TRECHO SELECIONADO:
==============================

Dessa maneira, as desigualdades econômicas, sociais e culturais, as exclusões econômicas, políticas e sociais, o autoritarismo que regula todas as relações sociais, a corrupção como forma de funcionamento das instituições, o racismo, o sexismo, as intolerâncias religiosas, sexual e política não são consideradas formas de violência, isto é, a sociedade brasileira não é percebida como estruturalmente violenta e por isso a violência aparece como um fato esporádico superável (Chauí, 1999).

Sposito (1998) encontra um nexo entre a violência e a quebra do diálogo, da capacidade de negociação – que, de alguma forma, é foco do conhecimento/ educação. Assim, para a autora, “violência é todo ato que implica a ruptura de um nexo social pelo uso da força. Nega-se, assim, a possibilidade da relação social que se instala pela comunicação, pelo uso da palavra, pelo diálogo e pelo conflito” (p. 60). A violência, segundo a autora, pode, então, acontecer das mais diferentes formas, e os sujeitos produzem os mais diversos significados a partir dessas práticas, numa relação com as condições históricas e culturais.

==============================

TAREFA 1:
Responda com base no trecho sobre violência:
(a) Segundo Chauí, como a violência aparece, já que a sociedade brasileira não é percebida como estruturalmente violenta?
(b) Com o que Sposito relaciona a violência?
(c) Em que página está a definição de violência atribuída a Sposito?
TAREFA 2:
Reproduza, do trecho sobre violência, tudo o que vai de "Dessa maneira, as" até "superável (Chauí, 1999).".
Os dados são um material à parte, sem relação com o trecho sobre violência.

MATERIAL DE ESTUDO:

==============================

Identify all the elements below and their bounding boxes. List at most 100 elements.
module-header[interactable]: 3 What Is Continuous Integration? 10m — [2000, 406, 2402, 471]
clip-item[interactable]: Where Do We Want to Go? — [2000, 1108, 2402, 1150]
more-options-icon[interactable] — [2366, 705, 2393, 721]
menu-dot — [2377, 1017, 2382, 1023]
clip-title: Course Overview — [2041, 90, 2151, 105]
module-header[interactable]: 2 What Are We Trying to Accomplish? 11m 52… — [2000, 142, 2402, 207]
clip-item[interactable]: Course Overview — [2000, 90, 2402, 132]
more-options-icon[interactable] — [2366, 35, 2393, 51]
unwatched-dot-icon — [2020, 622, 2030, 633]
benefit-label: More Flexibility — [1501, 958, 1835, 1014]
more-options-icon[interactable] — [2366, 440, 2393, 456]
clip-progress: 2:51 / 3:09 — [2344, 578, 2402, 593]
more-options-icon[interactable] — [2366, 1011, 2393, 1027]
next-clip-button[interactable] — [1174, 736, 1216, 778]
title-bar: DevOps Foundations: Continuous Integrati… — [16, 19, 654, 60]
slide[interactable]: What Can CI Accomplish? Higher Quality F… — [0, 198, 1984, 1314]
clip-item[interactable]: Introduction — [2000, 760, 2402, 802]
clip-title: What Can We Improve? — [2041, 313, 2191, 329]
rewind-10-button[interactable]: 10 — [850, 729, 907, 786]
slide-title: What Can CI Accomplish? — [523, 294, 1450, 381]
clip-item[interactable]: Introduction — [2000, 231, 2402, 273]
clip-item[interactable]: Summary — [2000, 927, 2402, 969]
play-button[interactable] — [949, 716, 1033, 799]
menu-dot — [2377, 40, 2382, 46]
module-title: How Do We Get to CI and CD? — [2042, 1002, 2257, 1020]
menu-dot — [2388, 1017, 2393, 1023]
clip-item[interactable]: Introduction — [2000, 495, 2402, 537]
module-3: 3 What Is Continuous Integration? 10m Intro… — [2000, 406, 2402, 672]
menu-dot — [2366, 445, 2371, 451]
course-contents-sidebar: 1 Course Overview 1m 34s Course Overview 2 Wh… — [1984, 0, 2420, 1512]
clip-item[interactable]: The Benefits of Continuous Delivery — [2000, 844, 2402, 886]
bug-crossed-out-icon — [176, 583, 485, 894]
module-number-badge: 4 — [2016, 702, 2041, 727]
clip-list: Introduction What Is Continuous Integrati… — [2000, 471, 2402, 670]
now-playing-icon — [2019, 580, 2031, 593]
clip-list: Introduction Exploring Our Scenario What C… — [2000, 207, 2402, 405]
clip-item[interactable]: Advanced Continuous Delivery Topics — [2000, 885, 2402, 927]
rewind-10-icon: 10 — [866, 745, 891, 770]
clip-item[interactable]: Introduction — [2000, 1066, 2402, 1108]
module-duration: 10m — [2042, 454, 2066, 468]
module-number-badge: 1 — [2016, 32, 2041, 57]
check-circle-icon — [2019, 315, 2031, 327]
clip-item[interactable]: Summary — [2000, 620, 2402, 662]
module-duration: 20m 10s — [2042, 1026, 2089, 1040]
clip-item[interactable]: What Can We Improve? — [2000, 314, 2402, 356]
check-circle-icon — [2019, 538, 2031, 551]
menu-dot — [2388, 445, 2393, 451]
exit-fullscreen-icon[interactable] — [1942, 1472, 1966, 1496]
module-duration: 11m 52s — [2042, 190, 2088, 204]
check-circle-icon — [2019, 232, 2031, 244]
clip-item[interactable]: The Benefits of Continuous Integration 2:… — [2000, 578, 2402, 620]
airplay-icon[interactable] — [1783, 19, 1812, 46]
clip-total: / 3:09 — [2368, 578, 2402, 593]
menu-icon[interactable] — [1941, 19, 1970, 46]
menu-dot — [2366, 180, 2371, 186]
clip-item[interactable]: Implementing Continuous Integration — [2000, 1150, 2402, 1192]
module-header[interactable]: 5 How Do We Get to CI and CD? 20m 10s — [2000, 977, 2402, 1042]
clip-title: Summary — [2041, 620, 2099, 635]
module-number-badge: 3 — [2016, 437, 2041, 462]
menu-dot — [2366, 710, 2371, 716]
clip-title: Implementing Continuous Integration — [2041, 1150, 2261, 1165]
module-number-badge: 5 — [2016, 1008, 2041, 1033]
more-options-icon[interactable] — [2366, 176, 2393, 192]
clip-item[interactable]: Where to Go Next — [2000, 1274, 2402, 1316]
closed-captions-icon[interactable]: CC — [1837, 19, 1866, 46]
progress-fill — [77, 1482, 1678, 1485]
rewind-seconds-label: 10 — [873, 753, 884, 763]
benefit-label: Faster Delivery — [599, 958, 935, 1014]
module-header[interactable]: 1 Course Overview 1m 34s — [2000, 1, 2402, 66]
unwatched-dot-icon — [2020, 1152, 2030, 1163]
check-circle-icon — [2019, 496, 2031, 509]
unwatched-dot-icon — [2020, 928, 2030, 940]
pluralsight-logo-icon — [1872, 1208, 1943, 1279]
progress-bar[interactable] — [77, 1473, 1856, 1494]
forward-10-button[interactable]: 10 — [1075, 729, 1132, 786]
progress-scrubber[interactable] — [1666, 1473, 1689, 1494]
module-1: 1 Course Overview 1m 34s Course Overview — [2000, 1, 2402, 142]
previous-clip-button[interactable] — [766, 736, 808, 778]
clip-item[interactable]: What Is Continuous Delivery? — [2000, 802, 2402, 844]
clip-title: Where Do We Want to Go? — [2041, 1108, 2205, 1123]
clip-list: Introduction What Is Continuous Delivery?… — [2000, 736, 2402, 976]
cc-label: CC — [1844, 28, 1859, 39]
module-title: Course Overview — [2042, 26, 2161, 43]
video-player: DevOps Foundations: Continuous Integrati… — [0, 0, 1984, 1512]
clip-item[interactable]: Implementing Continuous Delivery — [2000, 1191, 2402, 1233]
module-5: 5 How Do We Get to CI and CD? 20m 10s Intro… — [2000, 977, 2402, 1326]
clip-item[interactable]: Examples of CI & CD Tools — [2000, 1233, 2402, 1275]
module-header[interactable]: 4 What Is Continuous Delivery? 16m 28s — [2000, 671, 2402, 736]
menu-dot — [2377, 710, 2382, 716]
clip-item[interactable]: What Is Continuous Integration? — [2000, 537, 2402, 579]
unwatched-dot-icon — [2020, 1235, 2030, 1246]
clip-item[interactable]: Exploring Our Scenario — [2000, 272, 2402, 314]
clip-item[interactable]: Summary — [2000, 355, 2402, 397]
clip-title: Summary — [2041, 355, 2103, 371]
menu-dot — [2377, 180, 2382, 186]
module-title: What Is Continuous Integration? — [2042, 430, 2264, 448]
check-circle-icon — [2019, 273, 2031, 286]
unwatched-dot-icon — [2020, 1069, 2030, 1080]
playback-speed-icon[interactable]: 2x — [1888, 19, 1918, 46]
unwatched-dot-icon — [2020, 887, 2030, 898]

==============================

ÁREA DE RESPOSTA 1:
(a) Como um fato esporádico superável.
(b) Com a quebra do diálogo, da capacidade de negociação.
(c) Na página 60.

ÁREA DE RESPOSTA 2:
Dessa maneira, as desigualdades econômicas, sociais e culturais, as exclusões econômicas, políticas e sociais, o autoritarismo que regula todas as relações sociais, a corrupção como forma de funcionamento das instituições, o racismo, o sexismo, as intolerâncias religiosas, sexual e política não são consideradas formas de violência, isto é, a sociedade brasileira não é percebida como estruturalmente violenta e por isso a violência aparece como um fato esporádico superável (Chauí, 1999).